— begin Supplied data —

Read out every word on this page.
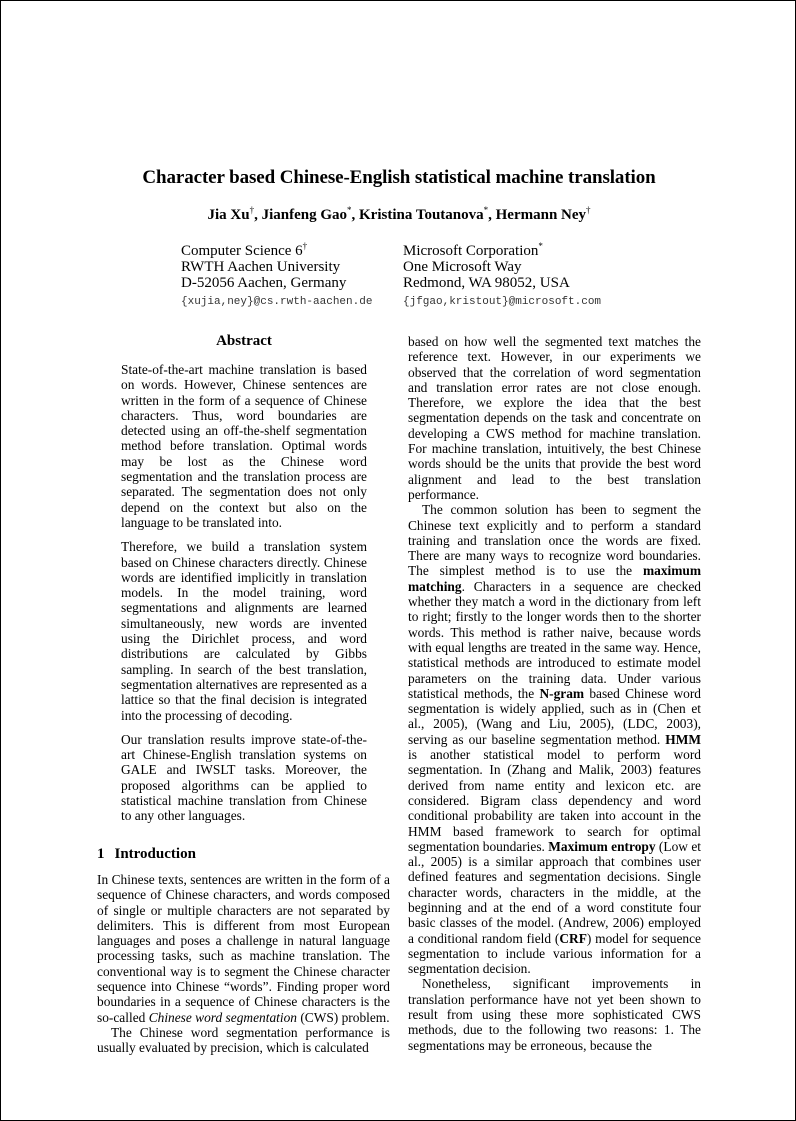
Character based Chinese-English statistical machine translation
Jia Xu†, Jianfeng Gao*, Kristina Toutanova*, Hermann Ney†
Computer Science 6†
RWTH Aachen University
D-52056 Aachen, Germany
{xujia,ney}@cs.rwth-aachen.de
Microsoft Corporation*
One Microsoft Way
Redmond, WA 98052, USA
{jfgao,kristout}@microsoft.com
Abstract

State-of-the-art machine translation is based on words. However, Chinese sentences are written in the form of a sequence of Chinese characters. Thus, word boundaries are detected using an off-the-shelf segmentation method before translation. Optimal words may be lost as the Chinese word segmentation and the translation process are separated. The segmentation does not only depend on the context but also on the language to be translated into.

Therefore, we build a translation system based on Chinese characters directly. Chinese words are identified implicitly in translation models. In the model training, word segmentations and alignments are learned simultaneously, new words are invented using the Dirichlet process, and word distributions are calculated by Gibbs sampling. In search of the best translation, segmentation alternatives are represented as a lattice so that the final decision is integrated into the processing of decoding.

Our translation results improve state-of-the-art Chinese-English translation systems on GALE and IWSLT tasks. Moreover, the proposed algorithms can be applied to statistical machine translation from Chinese to any other languages.

1 Introduction

In Chinese texts, sentences are written in the form of a sequence of Chinese characters, and words composed of single or multiple characters are not separated by delimiters. This is different from most European languages and poses a challenge in natural language processing tasks, such as machine translation. The conventional way is to segment the Chinese character sequence into Chinese “words”. Finding proper word boundaries in a sequence of Chinese characters is the so-called Chinese word segmentation (CWS) problem.

The Chinese word segmentation performance is usually evaluated by precision, which is calculated

based on how well the segmented text matches the reference text. However, in our experiments we observed that the correlation of word segmentation and translation error rates are not close enough. Therefore, we explore the idea that the best segmentation depends on the task and concentrate on developing a CWS method for machine translation. For machine translation, intuitively, the best Chinese words should be the units that provide the best word alignment and lead to the best translation performance.

The common solution has been to segment the Chinese text explicitly and to perform a standard training and translation once the words are fixed. There are many ways to recognize word boundaries. The simplest method is to use the maximum matching. Characters in a sequence are checked whether they match a word in the dictionary from left to right; firstly to the longer words then to the shorter words. This method is rather naive, because words with equal lengths are treated in the same way. Hence, statistical methods are introduced to estimate model parameters on the training data. Under various statistical methods, the N-gram based Chinese word segmentation is widely applied, such as in (Chen et al., 2005), (Wang and Liu, 2005), (LDC, 2003), serving as our baseline segmentation method. HMM is another statistical model to perform word segmentation. In (Zhang and Malik, 2003) features derived from name entity and lexicon etc. are considered. Bigram class dependency and word conditional probability are taken into account in the HMM based framework to search for optimal segmentation boundaries. Maximum entropy (Low et al., 2005) is a similar approach that combines user defined features and segmentation decisions. Single character words, characters in the middle, at the beginning and at the end of a word constitute four basic classes of the model. (Andrew, 2006) employed a conditional random field (CRF) model for sequence segmentation to include various information for a segmentation decision.

Nonetheless, significant improvements in translation performance have not yet been shown to result from using these more sophisticated CWS methods, due to the following two reasons: 1. The segmentations may be erroneous, because the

— end Supplied data —

Requirement ->
Filter the data, keeping only the lines that contain "calculated".

Task response ->
Therefore, we build a translation system based on Chinese characters directly. Chinese words are identified implicitly in translation models. In the model training, word segmentations and alignments are learned simultaneously, new words are invented using the Dirichlet process, and word distributions are calculated by Gibbs sampling. In search of the best translation, segmentation alternatives are represented as a lattice so that the final decision is integrated into the processing of decoding.
The Chinese word segmentation performance is usually evaluated by precision, which is calculated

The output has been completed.